Task prompt: In the material below, identify each line bearing the word "Output". Reproduce those lines.

Records for this task:

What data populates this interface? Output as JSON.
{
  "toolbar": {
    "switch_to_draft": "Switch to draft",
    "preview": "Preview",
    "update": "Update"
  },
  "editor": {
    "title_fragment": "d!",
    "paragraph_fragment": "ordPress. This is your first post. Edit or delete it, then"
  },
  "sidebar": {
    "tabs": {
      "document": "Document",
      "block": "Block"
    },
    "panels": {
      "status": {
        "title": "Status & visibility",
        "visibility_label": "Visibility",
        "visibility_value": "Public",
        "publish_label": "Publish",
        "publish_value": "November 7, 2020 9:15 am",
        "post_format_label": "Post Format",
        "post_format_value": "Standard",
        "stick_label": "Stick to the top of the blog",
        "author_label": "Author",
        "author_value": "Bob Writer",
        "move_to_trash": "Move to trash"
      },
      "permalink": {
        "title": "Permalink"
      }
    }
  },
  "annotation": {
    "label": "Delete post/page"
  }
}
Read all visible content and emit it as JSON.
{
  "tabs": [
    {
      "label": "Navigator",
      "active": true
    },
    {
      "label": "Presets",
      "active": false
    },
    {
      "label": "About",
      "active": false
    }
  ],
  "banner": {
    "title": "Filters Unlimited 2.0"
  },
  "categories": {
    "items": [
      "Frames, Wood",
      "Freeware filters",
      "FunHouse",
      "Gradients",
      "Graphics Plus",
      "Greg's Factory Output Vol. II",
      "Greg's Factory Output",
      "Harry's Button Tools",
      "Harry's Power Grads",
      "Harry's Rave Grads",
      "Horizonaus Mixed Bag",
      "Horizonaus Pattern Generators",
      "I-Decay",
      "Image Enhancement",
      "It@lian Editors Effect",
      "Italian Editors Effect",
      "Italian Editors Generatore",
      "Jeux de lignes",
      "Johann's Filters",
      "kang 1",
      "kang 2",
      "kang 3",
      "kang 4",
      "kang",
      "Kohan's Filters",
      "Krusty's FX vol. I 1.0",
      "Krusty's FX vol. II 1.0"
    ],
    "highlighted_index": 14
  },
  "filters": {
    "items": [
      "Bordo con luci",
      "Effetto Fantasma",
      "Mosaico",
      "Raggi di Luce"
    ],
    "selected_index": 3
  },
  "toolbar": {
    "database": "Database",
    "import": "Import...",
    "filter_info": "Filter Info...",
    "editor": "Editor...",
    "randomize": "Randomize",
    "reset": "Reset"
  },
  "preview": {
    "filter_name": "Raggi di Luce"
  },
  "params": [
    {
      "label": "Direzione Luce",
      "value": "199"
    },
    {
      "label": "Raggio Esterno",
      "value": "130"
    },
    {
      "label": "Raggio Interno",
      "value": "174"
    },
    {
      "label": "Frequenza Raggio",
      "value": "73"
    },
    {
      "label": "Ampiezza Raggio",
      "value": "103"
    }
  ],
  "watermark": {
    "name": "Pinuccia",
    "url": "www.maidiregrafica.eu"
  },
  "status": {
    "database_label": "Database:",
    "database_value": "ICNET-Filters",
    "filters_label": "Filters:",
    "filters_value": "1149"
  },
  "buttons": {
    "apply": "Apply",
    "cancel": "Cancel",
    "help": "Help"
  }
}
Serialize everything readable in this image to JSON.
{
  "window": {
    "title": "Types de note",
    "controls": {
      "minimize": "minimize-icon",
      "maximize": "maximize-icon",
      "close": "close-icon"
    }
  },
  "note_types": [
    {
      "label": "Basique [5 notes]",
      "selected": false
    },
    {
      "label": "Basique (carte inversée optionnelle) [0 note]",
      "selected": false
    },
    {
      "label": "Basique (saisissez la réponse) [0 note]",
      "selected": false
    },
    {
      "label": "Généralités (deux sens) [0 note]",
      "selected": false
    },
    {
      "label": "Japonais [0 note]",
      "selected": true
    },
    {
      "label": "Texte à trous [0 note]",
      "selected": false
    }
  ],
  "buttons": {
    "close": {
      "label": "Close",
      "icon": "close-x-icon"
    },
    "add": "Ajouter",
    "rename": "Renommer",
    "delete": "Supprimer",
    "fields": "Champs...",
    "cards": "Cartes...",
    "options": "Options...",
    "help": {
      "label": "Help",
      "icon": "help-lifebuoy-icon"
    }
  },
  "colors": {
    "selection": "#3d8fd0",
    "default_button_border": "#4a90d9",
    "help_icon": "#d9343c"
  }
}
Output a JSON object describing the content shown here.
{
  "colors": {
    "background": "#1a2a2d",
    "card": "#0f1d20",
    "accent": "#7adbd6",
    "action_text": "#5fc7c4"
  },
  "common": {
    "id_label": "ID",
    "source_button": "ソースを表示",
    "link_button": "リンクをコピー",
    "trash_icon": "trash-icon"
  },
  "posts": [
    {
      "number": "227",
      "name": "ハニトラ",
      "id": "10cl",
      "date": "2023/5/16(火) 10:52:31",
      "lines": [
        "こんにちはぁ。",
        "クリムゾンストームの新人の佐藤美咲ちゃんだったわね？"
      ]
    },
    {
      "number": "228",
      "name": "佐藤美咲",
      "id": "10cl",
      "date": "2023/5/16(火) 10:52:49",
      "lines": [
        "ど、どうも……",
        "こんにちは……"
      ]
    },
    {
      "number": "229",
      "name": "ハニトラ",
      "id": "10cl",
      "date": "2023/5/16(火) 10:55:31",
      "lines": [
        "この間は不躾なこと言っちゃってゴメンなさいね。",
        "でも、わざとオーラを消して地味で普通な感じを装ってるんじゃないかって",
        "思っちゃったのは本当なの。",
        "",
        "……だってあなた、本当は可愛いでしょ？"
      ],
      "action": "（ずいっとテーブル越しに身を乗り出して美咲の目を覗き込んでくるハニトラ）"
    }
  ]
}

Answer to this problem:
What data populates this interface? Output as JSON.
      "Greg's Factory Output Vol. II",
      "Greg's Factory Output",
Output a JSON object describing the content shown here.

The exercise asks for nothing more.